[WHAT YOU ARE ASKED TO DO] Go over the listing below line by line and tally those containing "Welcome". Give only the tally.

[DATASET EXCERPTS]

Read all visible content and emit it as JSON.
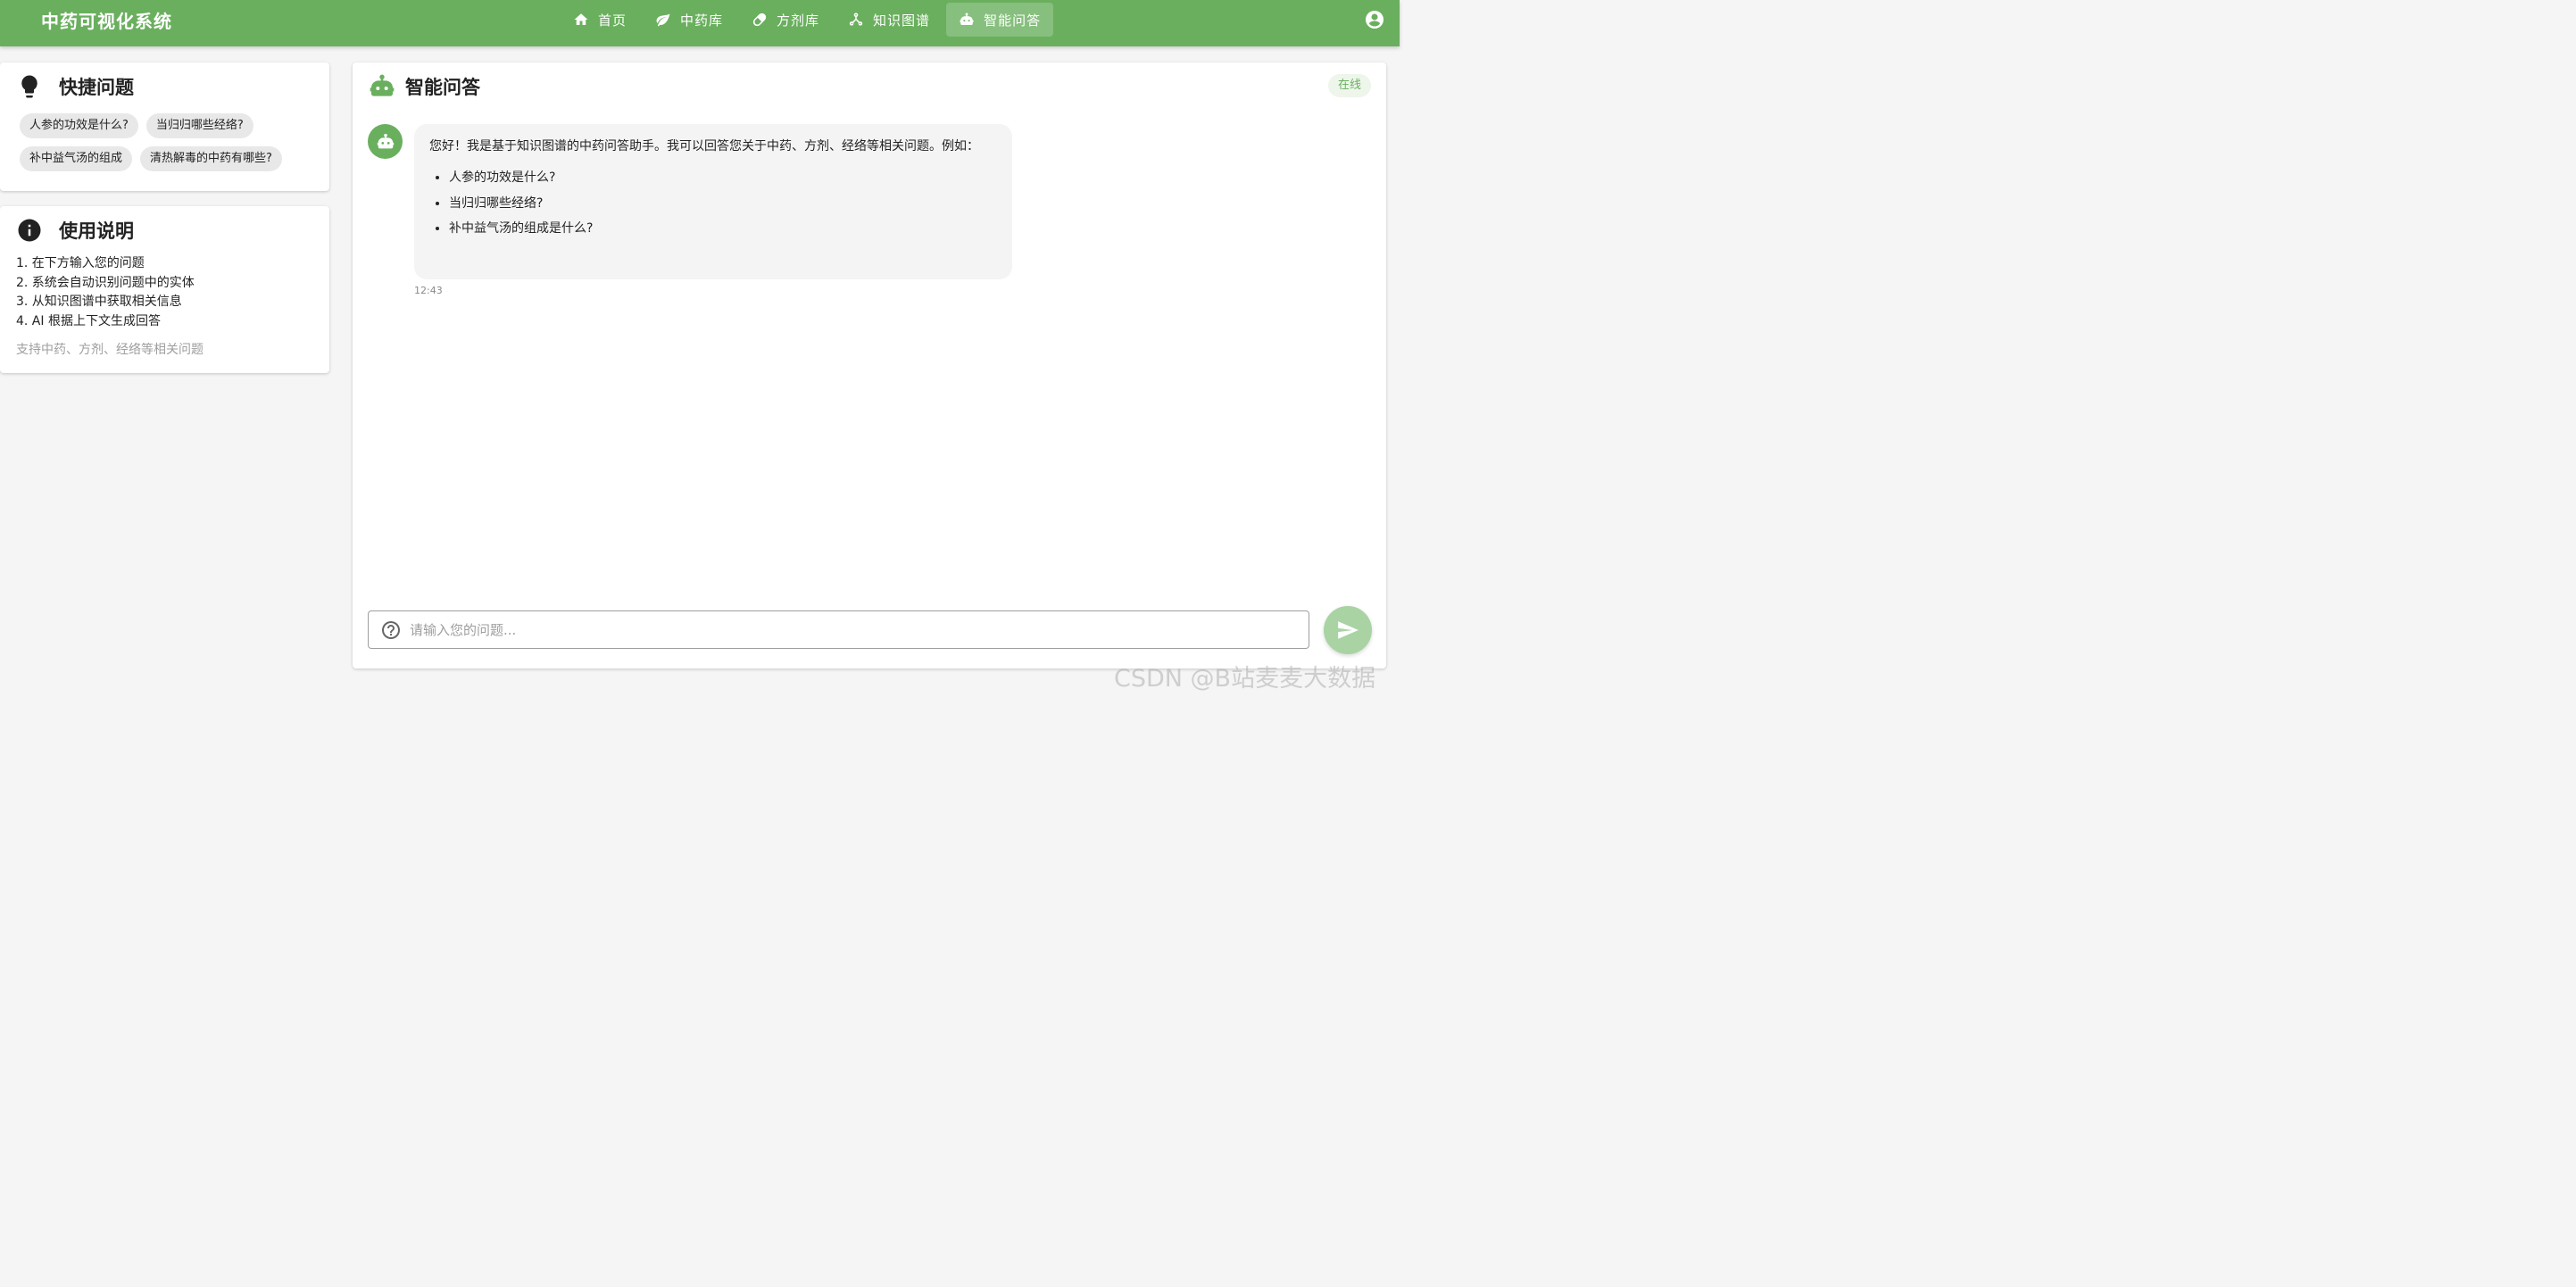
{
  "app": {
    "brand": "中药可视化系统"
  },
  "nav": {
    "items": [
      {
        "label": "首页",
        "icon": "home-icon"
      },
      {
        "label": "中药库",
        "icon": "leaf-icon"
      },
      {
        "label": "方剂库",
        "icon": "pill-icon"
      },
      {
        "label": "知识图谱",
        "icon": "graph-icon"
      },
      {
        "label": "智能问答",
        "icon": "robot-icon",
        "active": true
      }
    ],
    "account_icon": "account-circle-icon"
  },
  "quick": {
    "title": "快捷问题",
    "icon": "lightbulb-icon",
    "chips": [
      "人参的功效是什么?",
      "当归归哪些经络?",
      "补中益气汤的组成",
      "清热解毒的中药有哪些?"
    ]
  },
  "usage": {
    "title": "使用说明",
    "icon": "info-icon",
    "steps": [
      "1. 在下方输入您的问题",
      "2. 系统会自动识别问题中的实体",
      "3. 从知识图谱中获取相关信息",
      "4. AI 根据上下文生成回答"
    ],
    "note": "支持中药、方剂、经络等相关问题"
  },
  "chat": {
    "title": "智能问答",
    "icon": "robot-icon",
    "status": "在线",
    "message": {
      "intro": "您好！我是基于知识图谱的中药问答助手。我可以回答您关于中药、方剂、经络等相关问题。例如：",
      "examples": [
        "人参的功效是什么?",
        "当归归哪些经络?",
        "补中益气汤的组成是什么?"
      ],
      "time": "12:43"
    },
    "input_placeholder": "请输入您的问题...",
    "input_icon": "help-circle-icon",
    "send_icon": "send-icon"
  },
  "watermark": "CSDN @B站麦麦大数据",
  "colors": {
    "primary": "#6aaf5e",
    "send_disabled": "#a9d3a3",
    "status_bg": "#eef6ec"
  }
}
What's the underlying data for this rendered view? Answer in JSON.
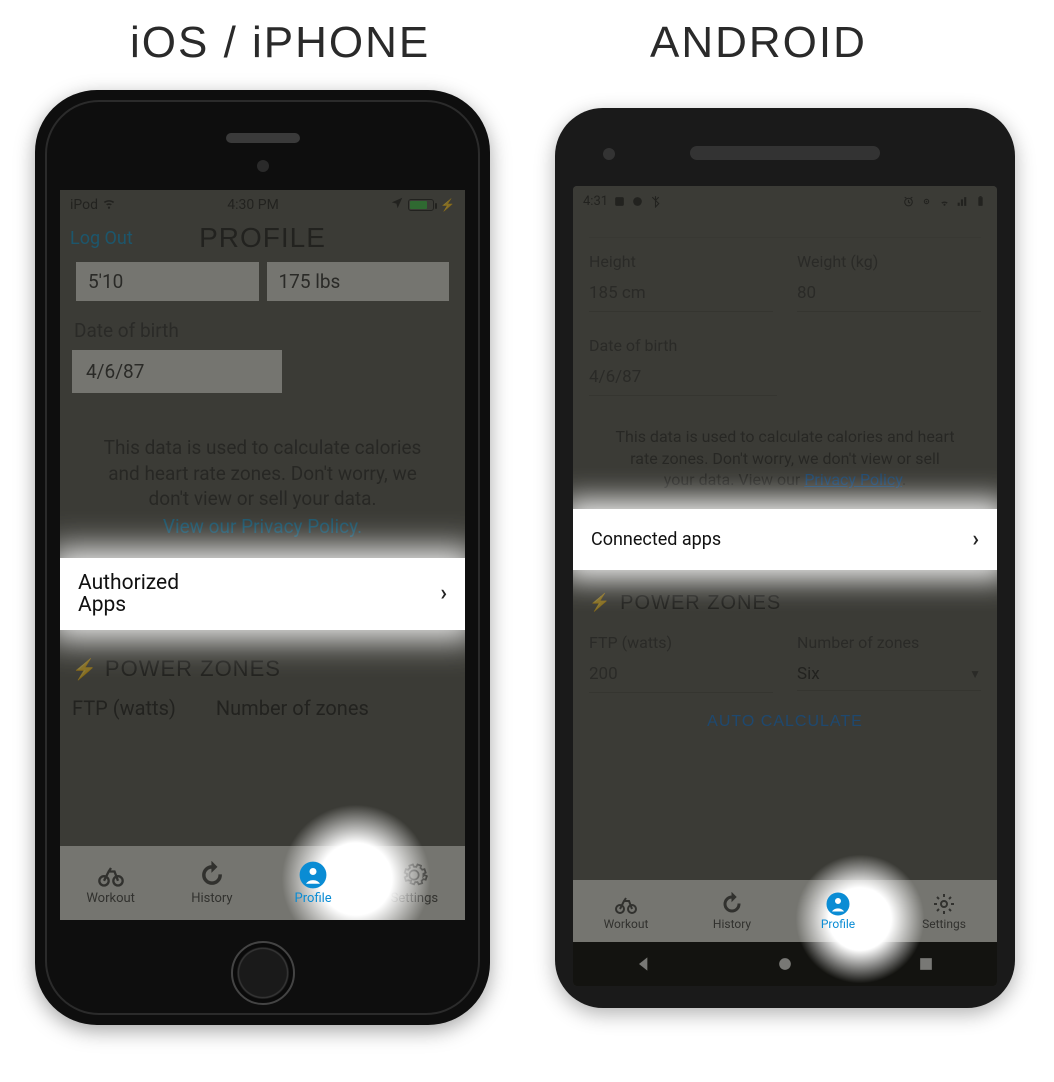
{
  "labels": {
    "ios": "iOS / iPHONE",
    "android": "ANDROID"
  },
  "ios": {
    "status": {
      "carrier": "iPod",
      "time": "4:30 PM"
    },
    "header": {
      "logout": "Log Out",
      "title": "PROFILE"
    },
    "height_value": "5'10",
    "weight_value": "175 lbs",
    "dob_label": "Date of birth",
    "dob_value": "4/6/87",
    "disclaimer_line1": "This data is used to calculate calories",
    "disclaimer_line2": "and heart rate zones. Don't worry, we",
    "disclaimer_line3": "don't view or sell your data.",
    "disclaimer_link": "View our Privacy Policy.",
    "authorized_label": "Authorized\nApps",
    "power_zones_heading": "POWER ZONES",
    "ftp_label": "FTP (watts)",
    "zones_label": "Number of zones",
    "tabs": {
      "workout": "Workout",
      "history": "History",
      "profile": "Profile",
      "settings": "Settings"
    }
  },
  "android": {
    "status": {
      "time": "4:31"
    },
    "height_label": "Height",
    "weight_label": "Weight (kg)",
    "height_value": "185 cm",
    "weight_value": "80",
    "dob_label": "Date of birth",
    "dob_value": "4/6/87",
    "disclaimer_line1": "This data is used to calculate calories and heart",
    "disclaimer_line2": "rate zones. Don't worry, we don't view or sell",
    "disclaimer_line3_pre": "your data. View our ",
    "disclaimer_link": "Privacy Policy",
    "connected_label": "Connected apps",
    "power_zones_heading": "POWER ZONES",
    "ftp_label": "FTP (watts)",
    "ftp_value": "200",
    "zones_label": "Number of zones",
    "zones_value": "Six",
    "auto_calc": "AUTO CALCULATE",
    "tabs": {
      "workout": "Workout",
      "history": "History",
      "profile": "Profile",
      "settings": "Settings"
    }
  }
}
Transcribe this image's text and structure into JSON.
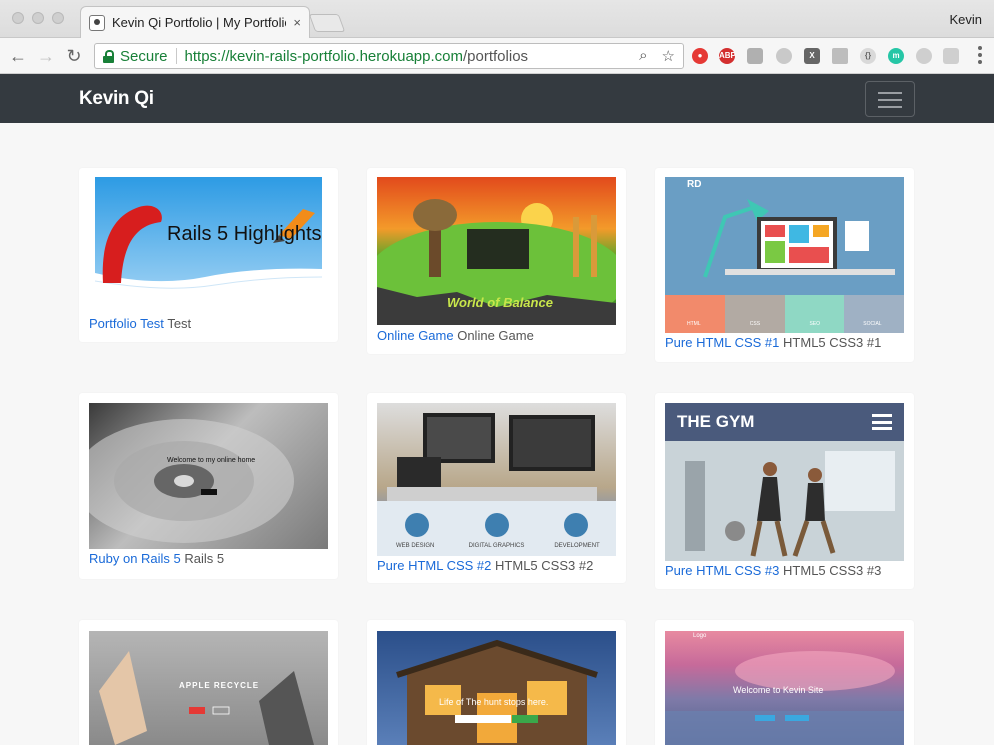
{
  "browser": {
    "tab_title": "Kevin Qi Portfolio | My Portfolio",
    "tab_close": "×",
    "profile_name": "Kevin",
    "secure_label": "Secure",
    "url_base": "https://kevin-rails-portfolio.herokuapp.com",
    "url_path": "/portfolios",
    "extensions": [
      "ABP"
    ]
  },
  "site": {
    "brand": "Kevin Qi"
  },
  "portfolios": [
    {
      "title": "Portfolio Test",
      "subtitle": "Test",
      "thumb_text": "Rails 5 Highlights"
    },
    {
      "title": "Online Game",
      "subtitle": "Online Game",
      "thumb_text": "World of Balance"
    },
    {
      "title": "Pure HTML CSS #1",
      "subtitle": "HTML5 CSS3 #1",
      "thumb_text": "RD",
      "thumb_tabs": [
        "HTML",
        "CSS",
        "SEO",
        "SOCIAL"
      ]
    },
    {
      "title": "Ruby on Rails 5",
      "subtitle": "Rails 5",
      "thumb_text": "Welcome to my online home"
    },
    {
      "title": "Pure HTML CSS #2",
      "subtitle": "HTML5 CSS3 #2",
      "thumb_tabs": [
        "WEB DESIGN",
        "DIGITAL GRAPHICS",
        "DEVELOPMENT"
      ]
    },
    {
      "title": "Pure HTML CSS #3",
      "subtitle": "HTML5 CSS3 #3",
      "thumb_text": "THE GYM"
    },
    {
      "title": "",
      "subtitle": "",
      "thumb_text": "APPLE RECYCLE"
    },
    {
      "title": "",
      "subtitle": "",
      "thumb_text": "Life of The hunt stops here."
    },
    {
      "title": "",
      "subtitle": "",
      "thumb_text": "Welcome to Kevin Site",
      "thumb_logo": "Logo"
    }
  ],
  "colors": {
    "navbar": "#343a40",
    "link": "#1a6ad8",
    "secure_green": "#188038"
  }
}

[COMPLETED EXERCISE] 2